== The problem ==
Omit all pictures, then retype exactly the lines from the one that contains "What's the underlying" through the end of the listing.

___ Raw data

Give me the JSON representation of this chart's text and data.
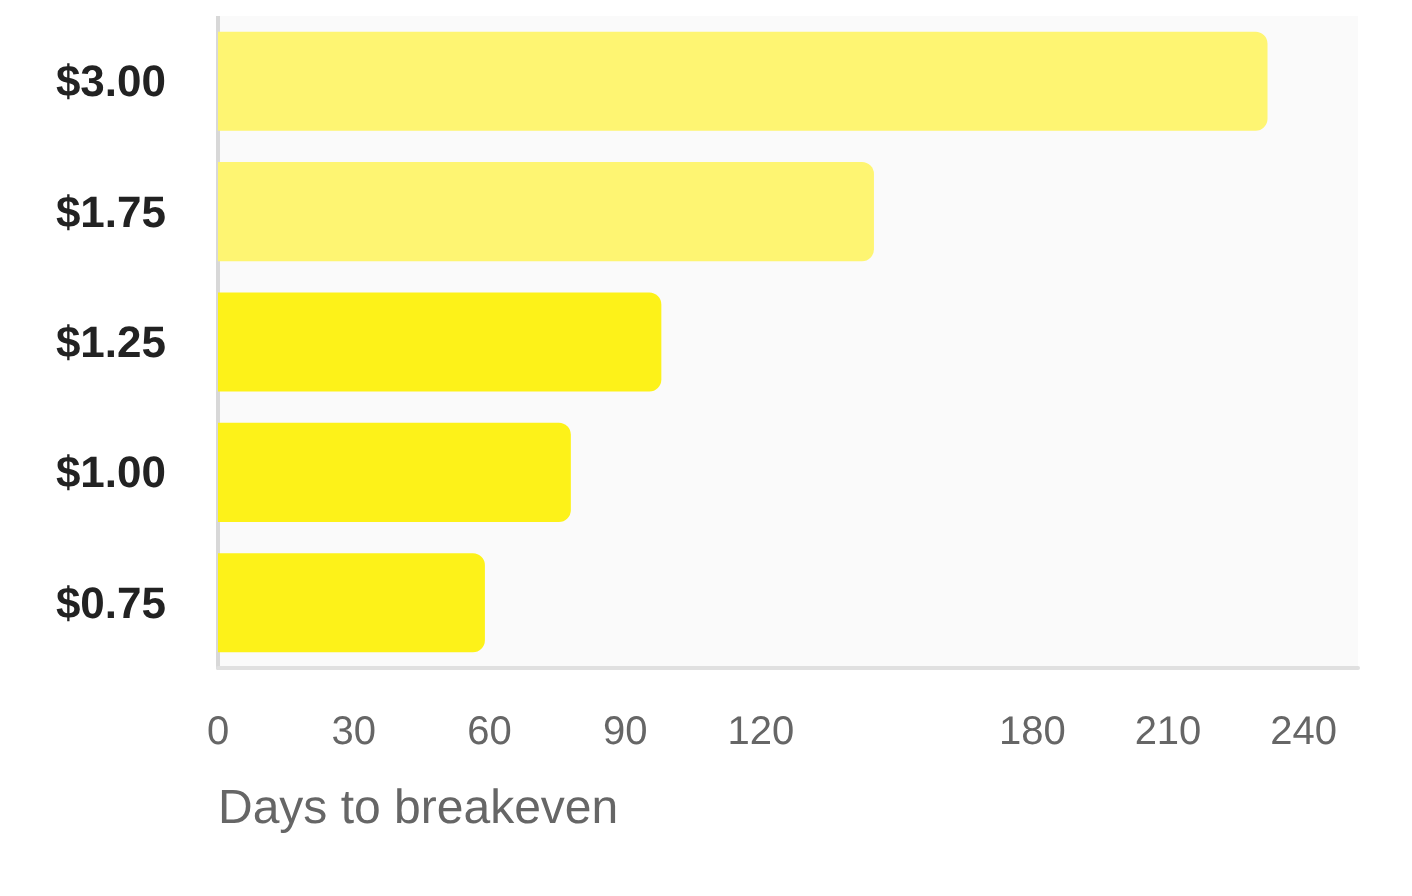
{
  "chart_data": {
    "type": "bar",
    "orientation": "horizontal",
    "xlabel": "Days to breakeven",
    "categories": [
      "$3.00",
      "$1.75",
      "$1.25",
      "$1.00",
      "$0.75"
    ],
    "values": [
      232,
      145,
      98,
      78,
      59
    ],
    "colors": [
      "#fef572",
      "#fef572",
      "#fdf219",
      "#fdf219",
      "#fdf219"
    ],
    "xlim": [
      0,
      252
    ],
    "xticks": [
      0,
      30,
      60,
      90,
      120,
      180,
      210,
      240
    ],
    "grid": false
  }
}
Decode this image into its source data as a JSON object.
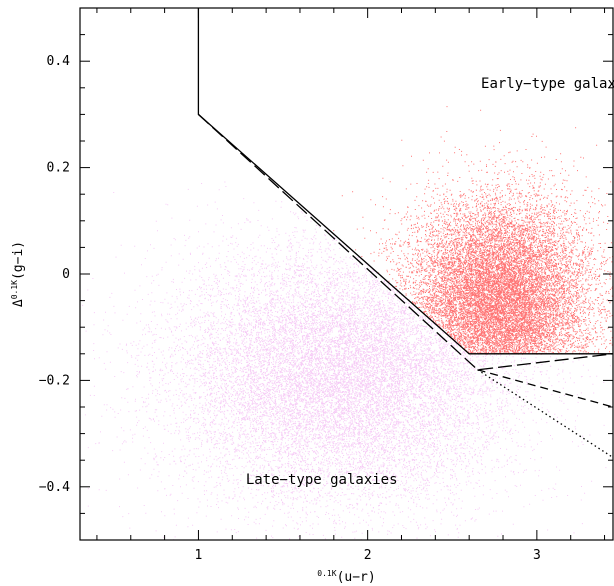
{
  "chart_data": {
    "type": "scatter",
    "title": "",
    "xlabel": "0.1K(u−r)",
    "xlabel_superscript": "0.1K",
    "xlabel_main": "(u−r)",
    "ylabel": "Δ^0.1K(g−i)",
    "ylabel_prefix": "Δ",
    "ylabel_superscript": "0.1K",
    "ylabel_main": "(g−i)",
    "xlim": [
      0.3,
      3.45
    ],
    "ylim": [
      -0.5,
      0.5
    ],
    "xticks": [
      1,
      2,
      3
    ],
    "xtick_labels": [
      "1",
      "2",
      "3"
    ],
    "yticks": [
      0.4,
      0.2,
      0,
      -0.2,
      -0.4
    ],
    "ytick_labels": [
      "0.4",
      "0.2",
      "0",
      "−0.2",
      "−0.4"
    ],
    "grid": false,
    "annotations": [
      {
        "text": "Early−type galaxies",
        "x": 2.67,
        "y": 0.35
      },
      {
        "text": "Late−type galaxies",
        "x": 1.28,
        "y": -0.395
      }
    ],
    "series": [
      {
        "role": "early-type",
        "color": "#ff0000",
        "distribution": "gaussian",
        "center": [
          2.78,
          -0.05
        ],
        "spread": [
          0.27,
          0.095
        ],
        "points": 14000,
        "boundary": "x > 1 and y > -0.15 and y > 0.3 - 0.27*(x - 1)"
      },
      {
        "role": "late-type",
        "color": "#dd44dd",
        "distribution": "gaussian",
        "center": [
          1.85,
          -0.19
        ],
        "spread": [
          0.5,
          0.12
        ],
        "points": 16000,
        "boundary": "x < 1 or y < 0.3 - 0.27*(x - 1) or y < -0.15"
      }
    ],
    "lines": [
      {
        "style": "solid",
        "points": [
          [
            1.0,
            0.5
          ],
          [
            1.0,
            0.3
          ],
          [
            2.6,
            -0.15
          ],
          [
            3.45,
            -0.15
          ]
        ]
      },
      {
        "style": "long-dash",
        "points": [
          [
            1.0,
            0.3
          ],
          [
            2.65,
            -0.18
          ],
          [
            3.45,
            -0.15
          ]
        ]
      },
      {
        "style": "dash",
        "points": [
          [
            2.65,
            -0.18
          ],
          [
            3.45,
            -0.25
          ]
        ]
      },
      {
        "style": "dot",
        "points": [
          [
            2.65,
            -0.18
          ],
          [
            3.45,
            -0.345
          ]
        ]
      }
    ]
  }
}
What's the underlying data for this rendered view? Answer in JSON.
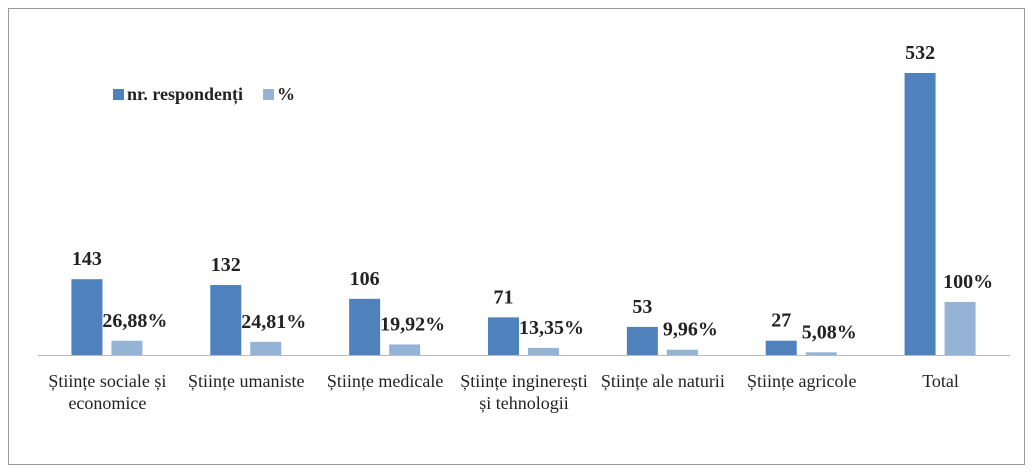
{
  "chart_data": {
    "type": "bar",
    "categories": [
      "Științe sociale și economice",
      "Științe umaniste",
      "Științe medicale",
      "Științe inginerești și tehnologii",
      "Științe ale naturii",
      "Științe agricole",
      "Total"
    ],
    "series": [
      {
        "name": "nr. respondenți",
        "color": "#4f81bd",
        "values": [
          143,
          132,
          106,
          71,
          53,
          27,
          532
        ]
      },
      {
        "name": "%",
        "color": "#95b3d7",
        "values": [
          26.88,
          24.81,
          19.92,
          13.35,
          9.96,
          5.08,
          100
        ],
        "value_labels": [
          "26,88%",
          "24,81%",
          "19,92%",
          "13,35%",
          "9,96%",
          "5,08%",
          "100%"
        ]
      }
    ],
    "legend": "top-left"
  }
}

______

== Answer ==
What's the underlying data for this rendered view? Answer in JSON.
{
  "chart_data": {
    "type": "bar",
    "categories": [
      "Științe sociale și economice",
      "Științe umaniste",
      "Științe medicale",
      "Științe inginerești și tehnologii",
      "Științe ale naturii",
      "Științe agricole",
      "Total"
    ],
    "series": [
      {
        "name": "nr. respondenți",
        "color": "#4f81bd",
        "values": [
          143,
          132,
          106,
          71,
          53,
          27,
          532
        ]
      },
      {
        "name": "%",
        "color": "#95b3d7",
        "values": [
          26.88,
          24.81,
          19.92,
          13.35,
          9.96,
          5.08,
          100
        ],
        "value_labels": [
          "26,88%",
          "24,81%",
          "19,92%",
          "13,35%",
          "9,96%",
          "5,08%",
          "100%"
        ]
      }
    ],
    "legend": "top-left"
  }
}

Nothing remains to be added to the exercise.